- Set problem -
Copy each line below in which the string "JSON" occurs.
[Input for this task start]
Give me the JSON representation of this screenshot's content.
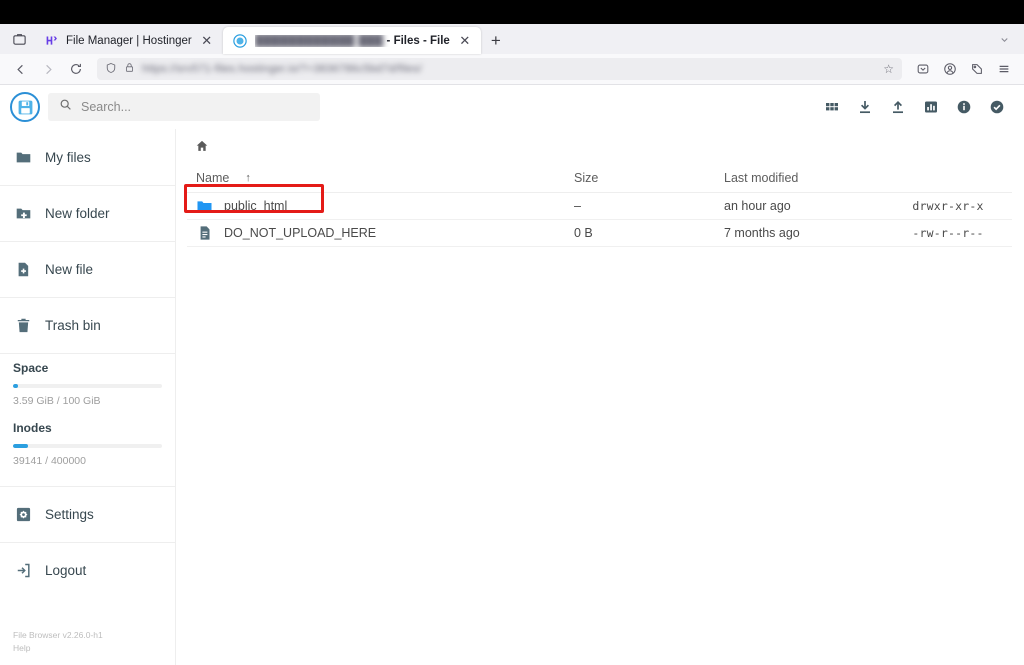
{
  "browser": {
    "tab_list_icon": "tab-list-icon",
    "tabs": [
      {
        "title": "File Manager | Hostinger",
        "favicon": "hostinger-favicon",
        "active": false,
        "blurred": false
      },
      {
        "title_prefix_blurred": "████████████ ███",
        "title_suffix": "- Files - File",
        "favicon": "filebrowser-favicon",
        "active": true,
        "blurred": true
      }
    ],
    "new_tab_label": "+",
    "list_all_tabs_icon": "chevron-down-icon",
    "nav": {
      "back_icon": "arrow-left-icon",
      "forward_icon": "arrow-right-icon",
      "reload_icon": "reload-icon",
      "shield_icon": "shield-icon",
      "lock_icon": "padlock-icon",
      "url_blurred": "https://srv571-files.hostinger.io/?=3836786c5bd7d/files/",
      "bookmark_icon": "star-icon",
      "right_icons": [
        "pocket-icon",
        "account-icon",
        "extensions-icon",
        "menu-icon"
      ]
    }
  },
  "app": {
    "logo_icon": "floppy-disk-logo",
    "search": {
      "icon": "search-icon",
      "placeholder": "Search..."
    },
    "header_actions": [
      {
        "name": "switch-view-icon",
        "label": "Switch view"
      },
      {
        "name": "download-icon",
        "label": "Download"
      },
      {
        "name": "upload-icon",
        "label": "Upload"
      },
      {
        "name": "info-stats-icon",
        "label": "Usage"
      },
      {
        "name": "info-icon",
        "label": "Info"
      },
      {
        "name": "select-multiple-icon",
        "label": "Select"
      }
    ],
    "sidebar": {
      "items": [
        {
          "label": "My files",
          "icon": "folder-icon"
        },
        {
          "label": "New folder",
          "icon": "folder-plus-icon"
        },
        {
          "label": "New file",
          "icon": "file-plus-icon"
        },
        {
          "label": "Trash bin",
          "icon": "trash-icon"
        }
      ],
      "meters": [
        {
          "label": "Space",
          "value": "3.59 GiB / 100 GiB",
          "percent": 3.6
        },
        {
          "label": "Inodes",
          "value": "39141 / 400000",
          "percent": 9.8
        }
      ],
      "bottom_items": [
        {
          "label": "Settings",
          "icon": "gear-icon"
        },
        {
          "label": "Logout",
          "icon": "logout-icon"
        }
      ],
      "footer": {
        "version": "File Browser v2.26.0-h1",
        "help": "Help"
      }
    },
    "breadcrumb": {
      "home_icon": "home-icon"
    },
    "table": {
      "columns": [
        "Name",
        "Size",
        "Last modified",
        ""
      ],
      "sort_column": "Name",
      "sort_arrow": "↑",
      "rows": [
        {
          "name": "public_html",
          "icon": "folder-icon-blue",
          "size": "–",
          "modified": "an hour ago",
          "permissions": "drwxr-xr-x",
          "highlighted": true
        },
        {
          "name": "DO_NOT_UPLOAD_HERE",
          "icon": "file-icon",
          "size": "0 B",
          "modified": "7 months ago",
          "permissions": "-rw-r--r--",
          "highlighted": false
        }
      ]
    }
  },
  "colors": {
    "accent_blue": "#2b9fe0",
    "folder_blue": "#2196f3",
    "highlight_red": "#e41b17",
    "sidebar_text": "#37474f"
  }
}
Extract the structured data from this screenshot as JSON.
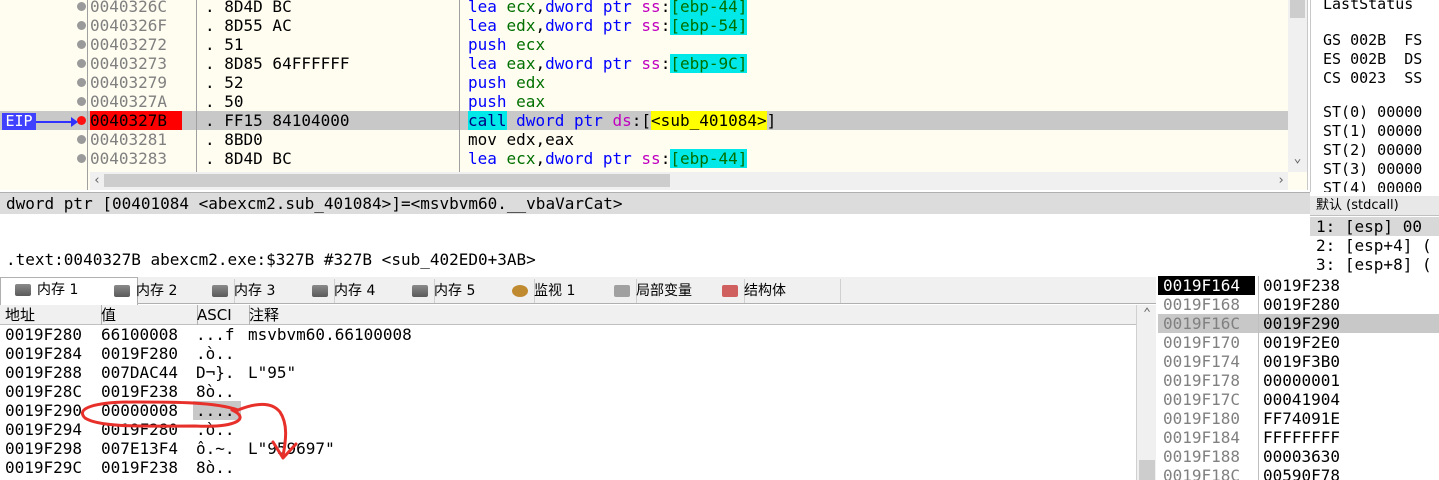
{
  "disasm": {
    "eip_label": "EIP",
    "rows": [
      {
        "addr": "0040326C",
        "bytes": ". 8D4D BC",
        "mn": "lea",
        "ops": [
          [
            "ecx",
            "k-green"
          ],
          [
            ",",
            ""
          ],
          [
            "dword ptr ",
            "k-blue"
          ],
          [
            "ss",
            "k-mag"
          ],
          [
            ":",
            "k-blk"
          ],
          [
            "[ebp-44]",
            "hl-cyan k-green"
          ]
        ]
      },
      {
        "addr": "0040326F",
        "bytes": ". 8D55 AC",
        "mn": "lea",
        "ops": [
          [
            "edx",
            "k-green"
          ],
          [
            ",",
            ""
          ],
          [
            "dword ptr ",
            "k-blue"
          ],
          [
            "ss",
            "k-mag"
          ],
          [
            ":",
            "k-blk"
          ],
          [
            "[ebp-54]",
            "hl-cyan k-green"
          ]
        ]
      },
      {
        "addr": "00403272",
        "bytes": ". 51",
        "mn": "push",
        "ops": [
          [
            "ecx",
            "k-green"
          ]
        ]
      },
      {
        "addr": "00403273",
        "bytes": ". 8D85 64FFFFFF",
        "mn": "lea",
        "ops": [
          [
            "eax",
            "k-green"
          ],
          [
            ",",
            ""
          ],
          [
            "dword ptr ",
            "k-blue"
          ],
          [
            "ss",
            "k-mag"
          ],
          [
            ":",
            "k-blk"
          ],
          [
            "[ebp-9C]",
            "hl-cyan k-green"
          ]
        ]
      },
      {
        "addr": "00403279",
        "bytes": ". 52",
        "mn": "push",
        "ops": [
          [
            "edx",
            "k-green"
          ]
        ]
      },
      {
        "addr": "0040327A",
        "bytes": ". 50",
        "mn": "push",
        "ops": [
          [
            "eax",
            "k-green"
          ]
        ]
      },
      {
        "addr": "0040327B",
        "bytes": ". FF15 84104000",
        "mn": "call",
        "ops": [
          [
            "dword ptr ",
            "k-blue"
          ],
          [
            "ds",
            "k-mag"
          ],
          [
            ":",
            "k-blk"
          ],
          [
            "[",
            "k-blk"
          ],
          [
            "<sub_401084>",
            "hl-yel k-blk"
          ],
          [
            "]",
            "k-blk"
          ]
        ],
        "eip": true
      },
      {
        "addr": "00403281",
        "bytes": ". 8BD0",
        "mn": "mov",
        "ops": [
          [
            "edx",
            "k-blk"
          ],
          [
            ",",
            ""
          ],
          [
            "eax",
            "k-blk"
          ]
        ]
      },
      {
        "addr": "00403283",
        "bytes": ". 8D4D BC",
        "mn": "lea",
        "ops": [
          [
            "ecx",
            "k-green"
          ],
          [
            ",",
            ""
          ],
          [
            "dword ptr ",
            "k-blue"
          ],
          [
            "ss",
            "k-mag"
          ],
          [
            ":",
            "k-blk"
          ],
          [
            "[ebp-44]",
            "hl-cyan k-green"
          ]
        ]
      }
    ]
  },
  "registers": {
    "last_status": "LastStatus",
    "segs": [
      "GS 002B  FS",
      "ES 002B  DS",
      "CS 0023  SS"
    ],
    "st": [
      "ST(0) 00000",
      "ST(1) 00000",
      "ST(2) 00000",
      "ST(3) 00000",
      "ST(4) 00000"
    ]
  },
  "info": {
    "line1": "dword ptr [00401084 <abexcm2.sub_401084>]=<msvbvm60.__vbaVarCat>",
    "line2": ".text:0040327B abexcm2.exe:$327B #327B <sub_402ED0+3AB>"
  },
  "args": {
    "header": "默认 (stdcall)",
    "rows": [
      "1: [esp] 00",
      "2: [esp+4] (",
      "3: [esp+8] ("
    ]
  },
  "tabs": [
    {
      "label": "内存 1",
      "icon": "memory-icon"
    },
    {
      "label": "内存 2",
      "icon": "memory-icon"
    },
    {
      "label": "内存 3",
      "icon": "memory-icon"
    },
    {
      "label": "内存 4",
      "icon": "memory-icon"
    },
    {
      "label": "内存 5",
      "icon": "memory-icon"
    },
    {
      "label": "监视 1",
      "icon": "watch-icon"
    },
    {
      "label": "局部变量",
      "icon": "locals-icon"
    },
    {
      "label": "结构体",
      "icon": "struct-icon"
    }
  ],
  "dump": {
    "headers": [
      "地址",
      "值",
      "ASCI",
      "注释"
    ],
    "rows": [
      [
        "0019F280",
        "66100008",
        "...f",
        "msvbvm60.66100008"
      ],
      [
        "0019F284",
        "0019F280",
        ".ò..",
        ""
      ],
      [
        "0019F288",
        "007DAC44",
        "D¬}.",
        "L\"95\""
      ],
      [
        "0019F28C",
        "0019F238",
        "8ò..",
        ""
      ],
      [
        "0019F290",
        "00000008",
        "....",
        ""
      ],
      [
        "0019F294",
        "0019F280",
        ".ò..",
        ""
      ],
      [
        "0019F298",
        "007E13F4",
        "ô.~.",
        "L\"959697\""
      ],
      [
        "0019F29C",
        "0019F238",
        "8ò..",
        ""
      ]
    ]
  },
  "stack": {
    "rows": [
      [
        "0019F164",
        "0019F238"
      ],
      [
        "0019F168",
        "0019F280"
      ],
      [
        "0019F16C",
        "0019F290"
      ],
      [
        "0019F170",
        "0019F2E0"
      ],
      [
        "0019F174",
        "0019F3B0"
      ],
      [
        "0019F178",
        "00000001"
      ],
      [
        "0019F17C",
        "00041904"
      ],
      [
        "0019F180",
        "FF74091E"
      ],
      [
        "0019F184",
        "FFFFFFFF"
      ],
      [
        "0019F188",
        "00003630"
      ],
      [
        "0019F18C",
        "00590F78"
      ]
    ]
  }
}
[Input for this task end]
- Answer for this exercise -
Give me the JSON representation of this screenshot's content.
Extract the structured data from this screenshot as JSON.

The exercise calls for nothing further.